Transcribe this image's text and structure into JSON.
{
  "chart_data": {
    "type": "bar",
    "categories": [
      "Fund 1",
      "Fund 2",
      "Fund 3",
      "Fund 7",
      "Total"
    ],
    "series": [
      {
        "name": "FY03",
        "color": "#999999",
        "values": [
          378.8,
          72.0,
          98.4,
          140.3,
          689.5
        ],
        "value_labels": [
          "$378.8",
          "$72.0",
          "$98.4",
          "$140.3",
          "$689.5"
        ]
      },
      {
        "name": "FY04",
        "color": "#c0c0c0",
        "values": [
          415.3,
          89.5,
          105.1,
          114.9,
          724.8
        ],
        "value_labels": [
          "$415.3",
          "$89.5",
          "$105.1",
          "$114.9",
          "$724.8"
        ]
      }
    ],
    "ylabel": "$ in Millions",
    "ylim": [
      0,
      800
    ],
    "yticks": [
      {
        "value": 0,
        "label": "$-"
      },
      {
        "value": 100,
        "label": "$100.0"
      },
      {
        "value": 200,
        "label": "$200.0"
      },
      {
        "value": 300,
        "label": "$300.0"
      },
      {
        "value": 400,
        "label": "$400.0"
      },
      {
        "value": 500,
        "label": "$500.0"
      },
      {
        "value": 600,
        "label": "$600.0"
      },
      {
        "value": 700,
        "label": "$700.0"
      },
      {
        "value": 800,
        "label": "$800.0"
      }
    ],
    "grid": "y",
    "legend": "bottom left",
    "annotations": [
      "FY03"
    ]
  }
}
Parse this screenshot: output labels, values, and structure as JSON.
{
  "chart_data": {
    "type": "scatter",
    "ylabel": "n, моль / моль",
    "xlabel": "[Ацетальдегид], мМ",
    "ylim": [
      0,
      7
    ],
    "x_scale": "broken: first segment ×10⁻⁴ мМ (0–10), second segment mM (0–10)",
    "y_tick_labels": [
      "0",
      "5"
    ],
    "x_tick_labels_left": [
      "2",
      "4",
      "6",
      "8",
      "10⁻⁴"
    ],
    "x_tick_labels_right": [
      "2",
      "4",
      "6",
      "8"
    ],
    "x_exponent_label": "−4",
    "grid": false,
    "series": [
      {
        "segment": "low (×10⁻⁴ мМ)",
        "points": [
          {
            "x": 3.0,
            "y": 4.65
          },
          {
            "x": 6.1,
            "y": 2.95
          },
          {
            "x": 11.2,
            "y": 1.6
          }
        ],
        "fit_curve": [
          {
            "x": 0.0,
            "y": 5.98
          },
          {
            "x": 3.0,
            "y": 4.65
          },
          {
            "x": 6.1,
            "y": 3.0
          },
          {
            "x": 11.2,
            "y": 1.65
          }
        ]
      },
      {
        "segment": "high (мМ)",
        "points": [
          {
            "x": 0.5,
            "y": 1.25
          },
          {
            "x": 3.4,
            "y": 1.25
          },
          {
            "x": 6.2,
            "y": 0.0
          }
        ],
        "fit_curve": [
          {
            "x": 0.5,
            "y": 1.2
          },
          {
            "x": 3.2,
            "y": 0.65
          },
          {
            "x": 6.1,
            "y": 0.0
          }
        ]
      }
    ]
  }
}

····················

**Written request:** Extract every entry in the listing word for word.

**Answer for this exercise:**
Transcribe this image's text and structure into JSON.
{
  "chart_data": {
    "type": "bar",
    "categories": [
      "Fund 1",
      "Fund 2",
      "Fund 3",
      "Fund 7",
      "Total"
    ],
    "series": [
      {
        "name": "FY03",
        "color": "#999999",
        "values": [
          378.8,
          72.0,
          98.4,
          140.3,
          689.5
        ],
        "value_labels": [
          "$378.8",
          "$72.0",
          "$98.4",
          "$140.3",
          "$689.5"
        ]
      },
      {
        "name": "FY04",
        "color": "#c0c0c0",
        "values": [
          415.3,
          89.5,
          105.1,
          114.9,
          724.8
        ],
        "value_labels": [
          "$415.3",
          "$89.5",
          "$105.1",
          "$114.9",
          "$724.8"
        ]
      }
    ],
    "ylabel": "$ in Millions",
    "ylim": [
      0,
      800
    ],
    "yticks": [
      {
        "value": 0,
        "label": "$-"
      },
      {
        "value": 100,
        "label": "$100.0"
      },
      {
        "value": 200,
        "label": "$200.0"
      },
      {
        "value": 300,
        "label": "$300.0"
      },
      {
        "value": 400,
        "label": "$400.0"
      },
      {
        "value": 500,
        "label": "$500.0"
      },
      {
        "value": 600,
        "label": "$600.0"
      },
      {
        "value": 700,
        "label": "$700.0"
      },
      {
        "value": 800,
        "label": "$800.0"
      }
    ],
    "grid": "y",
    "legend": "bottom left",
    "annotations": [
      "FY03"
    ]
  }
}
Parse this screenshot: output labels, values, and structure as JSON.
{
  "chart_data": {
    "type": "scatter",
    "ylabel": "n, моль / моль",
    "xlabel": "[Ацетальдегид], мМ",
    "ylim": [
      0,
      7
    ],
    "x_scale": "broken: first segment ×10⁻⁴ мМ (0–10), second segment mM (0–10)",
    "y_tick_labels": [
      "0",
      "5"
    ],
    "x_tick_labels_left": [
      "2",
      "4",
      "6",
      "8",
      "10⁻⁴"
    ],
    "x_tick_labels_right": [
      "2",
      "4",
      "6",
      "8"
    ],
    "x_exponent_label": "−4",
    "grid": false,
    "series": [
      {
        "segment": "low (×10⁻⁴ мМ)",
        "points": [
          {
            "x": 3.0,
            "y": 4.65
          },
          {
            "x": 6.1,
            "y": 2.95
          },
          {
            "x": 11.2,
            "y": 1.6
          }
        ],
        "fit_curve": [
          {
            "x": 0.0,
            "y": 5.98
          },
          {
            "x": 3.0,
            "y": 4.65
          },
          {
            "x": 6.1,
            "y": 3.0
          },
          {
            "x": 11.2,
            "y": 1.65
          }
        ]
      },
      {
        "segment": "high (мМ)",
        "points": [
          {
            "x": 0.5,
            "y": 1.25
          },
          {
            "x": 3.4,
            "y": 1.25
          },
          {
            "x": 6.2,
            "y": 0.0
          }
        ],
        "fit_curve": [
          {
            "x": 0.5,
            "y": 1.2
          },
          {
            "x": 3.2,
            "y": 0.65
          },
          {
            "x": 6.1,
            "y": 0.0
          }
        ]
      }
    ]
  }
}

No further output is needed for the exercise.